_DATA EXCERPTS_.
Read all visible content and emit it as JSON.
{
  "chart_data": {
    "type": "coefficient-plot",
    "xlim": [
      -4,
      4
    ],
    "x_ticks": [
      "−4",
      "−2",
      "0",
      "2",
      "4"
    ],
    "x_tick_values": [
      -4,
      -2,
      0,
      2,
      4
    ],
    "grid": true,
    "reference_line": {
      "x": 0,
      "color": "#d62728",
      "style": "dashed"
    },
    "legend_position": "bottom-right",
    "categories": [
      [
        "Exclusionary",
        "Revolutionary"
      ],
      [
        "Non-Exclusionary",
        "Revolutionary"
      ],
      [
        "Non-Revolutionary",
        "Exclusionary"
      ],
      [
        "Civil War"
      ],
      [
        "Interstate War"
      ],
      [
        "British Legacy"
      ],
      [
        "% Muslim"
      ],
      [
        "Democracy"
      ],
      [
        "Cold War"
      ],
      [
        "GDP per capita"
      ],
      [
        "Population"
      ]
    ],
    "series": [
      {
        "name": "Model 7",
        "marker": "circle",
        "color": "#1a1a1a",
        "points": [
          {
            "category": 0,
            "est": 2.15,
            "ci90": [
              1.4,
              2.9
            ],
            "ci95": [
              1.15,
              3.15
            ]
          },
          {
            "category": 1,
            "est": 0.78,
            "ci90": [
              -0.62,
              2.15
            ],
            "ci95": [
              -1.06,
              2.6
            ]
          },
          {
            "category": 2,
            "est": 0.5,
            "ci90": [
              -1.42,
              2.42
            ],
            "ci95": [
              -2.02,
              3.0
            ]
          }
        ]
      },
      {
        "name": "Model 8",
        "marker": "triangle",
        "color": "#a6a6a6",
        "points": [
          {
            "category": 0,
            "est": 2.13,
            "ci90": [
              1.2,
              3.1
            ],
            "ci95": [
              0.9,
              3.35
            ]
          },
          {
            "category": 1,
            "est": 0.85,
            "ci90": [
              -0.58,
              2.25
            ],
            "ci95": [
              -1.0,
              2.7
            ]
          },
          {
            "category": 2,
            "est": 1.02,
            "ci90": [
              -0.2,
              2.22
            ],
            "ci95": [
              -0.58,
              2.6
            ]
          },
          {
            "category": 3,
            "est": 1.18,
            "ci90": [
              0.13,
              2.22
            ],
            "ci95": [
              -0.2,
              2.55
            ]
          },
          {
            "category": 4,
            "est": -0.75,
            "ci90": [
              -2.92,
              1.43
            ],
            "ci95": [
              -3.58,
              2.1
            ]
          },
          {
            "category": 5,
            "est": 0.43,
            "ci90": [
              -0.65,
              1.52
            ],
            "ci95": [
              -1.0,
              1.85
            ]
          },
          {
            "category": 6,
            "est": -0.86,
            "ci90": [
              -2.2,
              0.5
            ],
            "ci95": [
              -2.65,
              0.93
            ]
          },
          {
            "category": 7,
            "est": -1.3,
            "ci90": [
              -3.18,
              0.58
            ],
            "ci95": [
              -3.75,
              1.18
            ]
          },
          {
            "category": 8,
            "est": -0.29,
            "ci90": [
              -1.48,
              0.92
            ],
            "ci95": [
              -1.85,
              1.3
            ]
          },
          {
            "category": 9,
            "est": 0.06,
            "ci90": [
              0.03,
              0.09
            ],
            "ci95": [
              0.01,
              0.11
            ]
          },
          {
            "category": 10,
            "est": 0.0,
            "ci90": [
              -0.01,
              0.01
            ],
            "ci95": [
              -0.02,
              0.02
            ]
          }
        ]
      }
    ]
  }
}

_OBJECTIVE_. Write out all the entries exactly.

_REPLY TO THE EXERCISE_.
Read all visible content and emit it as JSON.
{
  "chart_data": {
    "type": "coefficient-plot",
    "xlim": [
      -4,
      4
    ],
    "x_ticks": [
      "−4",
      "−2",
      "0",
      "2",
      "4"
    ],
    "x_tick_values": [
      -4,
      -2,
      0,
      2,
      4
    ],
    "grid": true,
    "reference_line": {
      "x": 0,
      "color": "#d62728",
      "style": "dashed"
    },
    "legend_position": "bottom-right",
    "categories": [
      [
        "Exclusionary",
        "Revolutionary"
      ],
      [
        "Non-Exclusionary",
        "Revolutionary"
      ],
      [
        "Non-Revolutionary",
        "Exclusionary"
      ],
      [
        "Civil War"
      ],
      [
        "Interstate War"
      ],
      [
        "British Legacy"
      ],
      [
        "% Muslim"
      ],
      [
        "Democracy"
      ],
      [
        "Cold War"
      ],
      [
        "GDP per capita"
      ],
      [
        "Population"
      ]
    ],
    "series": [
      {
        "name": "Model 7",
        "marker": "circle",
        "color": "#1a1a1a",
        "points": [
          {
            "category": 0,
            "est": 2.15,
            "ci90": [
              1.4,
              2.9
            ],
            "ci95": [
              1.15,
              3.15
            ]
          },
          {
            "category": 1,
            "est": 0.78,
            "ci90": [
              -0.62,
              2.15
            ],
            "ci95": [
              -1.06,
              2.6
            ]
          },
          {
            "category": 2,
            "est": 0.5,
            "ci90": [
              -1.42,
              2.42
            ],
            "ci95": [
              -2.02,
              3.0
            ]
          }
        ]
      },
      {
        "name": "Model 8",
        "marker": "triangle",
        "color": "#a6a6a6",
        "points": [
          {
            "category": 0,
            "est": 2.13,
            "ci90": [
              1.2,
              3.1
            ],
            "ci95": [
              0.9,
              3.35
            ]
          },
          {
            "category": 1,
            "est": 0.85,
            "ci90": [
              -0.58,
              2.25
            ],
            "ci95": [
              -1.0,
              2.7
            ]
          },
          {
            "category": 2,
            "est": 1.02,
            "ci90": [
              -0.2,
              2.22
            ],
            "ci95": [
              -0.58,
              2.6
            ]
          },
          {
            "category": 3,
            "est": 1.18,
            "ci90": [
              0.13,
              2.22
            ],
            "ci95": [
              -0.2,
              2.55
            ]
          },
          {
            "category": 4,
            "est": -0.75,
            "ci90": [
              -2.92,
              1.43
            ],
            "ci95": [
              -3.58,
              2.1
            ]
          },
          {
            "category": 5,
            "est": 0.43,
            "ci90": [
              -0.65,
              1.52
            ],
            "ci95": [
              -1.0,
              1.85
            ]
          },
          {
            "category": 6,
            "est": -0.86,
            "ci90": [
              -2.2,
              0.5
            ],
            "ci95": [
              -2.65,
              0.93
            ]
          },
          {
            "category": 7,
            "est": -1.3,
            "ci90": [
              -3.18,
              0.58
            ],
            "ci95": [
              -3.75,
              1.18
            ]
          },
          {
            "category": 8,
            "est": -0.29,
            "ci90": [
              -1.48,
              0.92
            ],
            "ci95": [
              -1.85,
              1.3
            ]
          },
          {
            "category": 9,
            "est": 0.06,
            "ci90": [
              0.03,
              0.09
            ],
            "ci95": [
              0.01,
              0.11
            ]
          },
          {
            "category": 10,
            "est": 0.0,
            "ci90": [
              -0.01,
              0.01
            ],
            "ci95": [
              -0.02,
              0.02
            ]
          }
        ]
      }
    ]
  }
}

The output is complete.